> Data supplied:
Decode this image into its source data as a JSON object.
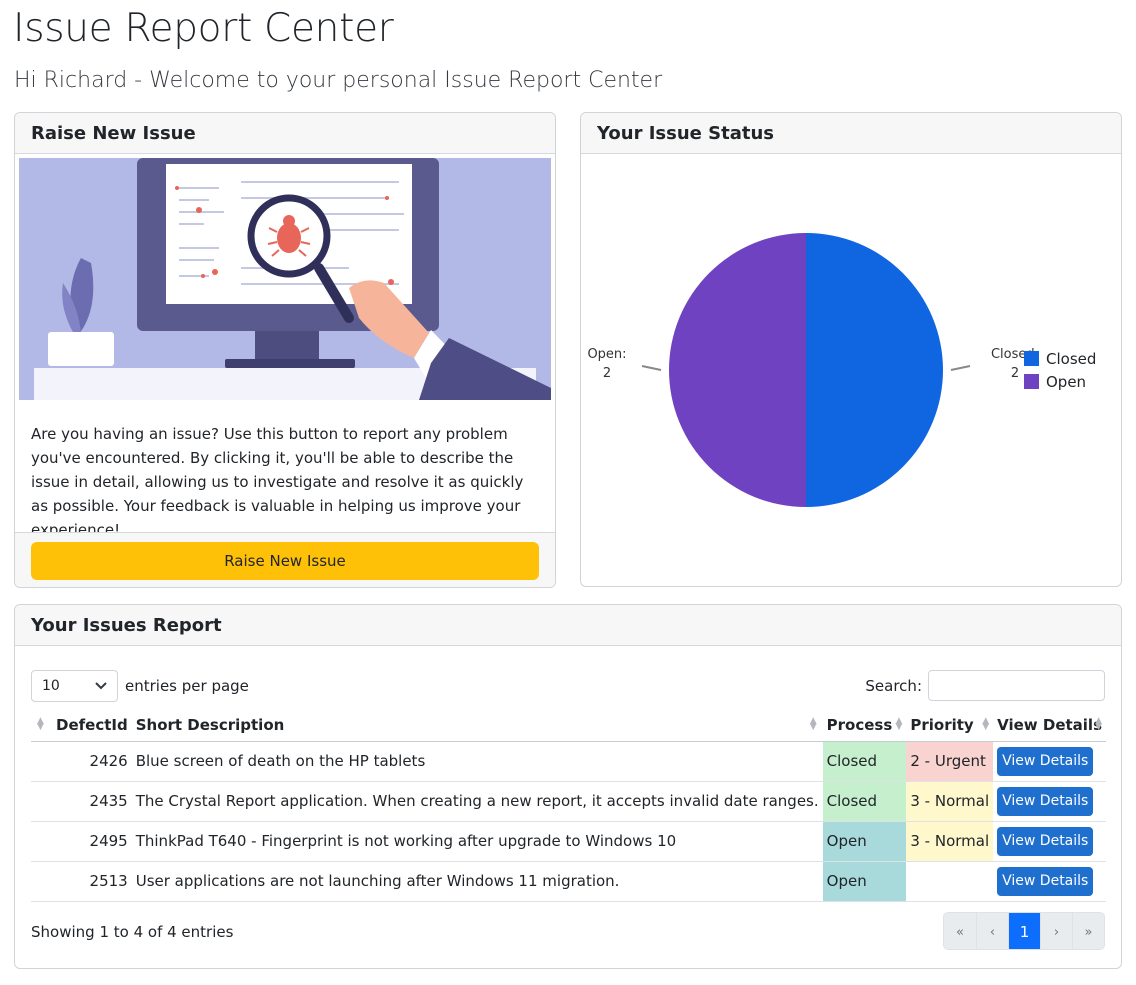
{
  "page": {
    "title": "Issue Report Center",
    "subtitle": "Hi Richard - Welcome to your personal Issue Report Center"
  },
  "raise_card": {
    "header": "Raise New Issue",
    "text": "Are you having an issue? Use this button to report any problem you've encountered. By clicking it, you'll be able to describe the issue in detail, allowing us to investigate and resolve it as quickly as possible. Your feedback is valuable in helping us improve your experience!",
    "button_label": "Raise New Issue"
  },
  "status_card": {
    "header": "Your Issue Status"
  },
  "chart_data": {
    "type": "pie",
    "categories": [
      "Closed",
      "Open"
    ],
    "values": [
      2,
      2
    ],
    "colors": [
      "#0f66e0",
      "#6f42c1"
    ],
    "slice_labels": [
      {
        "name": "Closed:",
        "value": "2"
      },
      {
        "name": "Open:",
        "value": "2"
      }
    ],
    "legend": {
      "position": "right",
      "entries": [
        "Closed",
        "Open"
      ]
    }
  },
  "report_card": {
    "header": "Your Issues Report",
    "length_value": "10",
    "length_label": "entries per page",
    "search_label": "Search:",
    "search_value": "",
    "columns": [
      "DefectId",
      "Short Description",
      "Process",
      "Priority",
      "View Details"
    ],
    "rows": [
      {
        "id": "2426",
        "desc": "Blue screen of death on the HP tablets",
        "process": "Closed",
        "priority": "2 - Urgent",
        "action": "View Details"
      },
      {
        "id": "2435",
        "desc": "The Crystal Report application. When creating a new report, it accepts invalid date ranges.",
        "process": "Closed",
        "priority": "3 - Normal",
        "action": "View Details"
      },
      {
        "id": "2495",
        "desc": "ThinkPad T640 - Fingerprint is not working after upgrade to Windows 10",
        "process": "Open",
        "priority": "3 - Normal",
        "action": "View Details"
      },
      {
        "id": "2513",
        "desc": "User applications are not launching after Windows 11 migration.",
        "process": "Open",
        "priority": "",
        "action": "View Details"
      }
    ],
    "info": "Showing 1 to 4 of 4 entries",
    "pager": {
      "first": "«",
      "prev": "‹",
      "current": "1",
      "next": "›",
      "last": "»"
    }
  },
  "icons": {
    "length_select": "chevron-down-icon",
    "sort": "sort-icon"
  },
  "colors": {
    "button_warning": "#ffc107",
    "button_primary": "#1e6fce",
    "pager_active": "#0d6efd",
    "status_closed": "#c6efce",
    "status_open": "#a8dadc",
    "priority_urgent": "#f8d3cf",
    "priority_normal": "#fff8cc"
  }
}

> Objective:
Work out the number of lines above that include the string "Windows" and write only that number.

> Solution to this problem:
2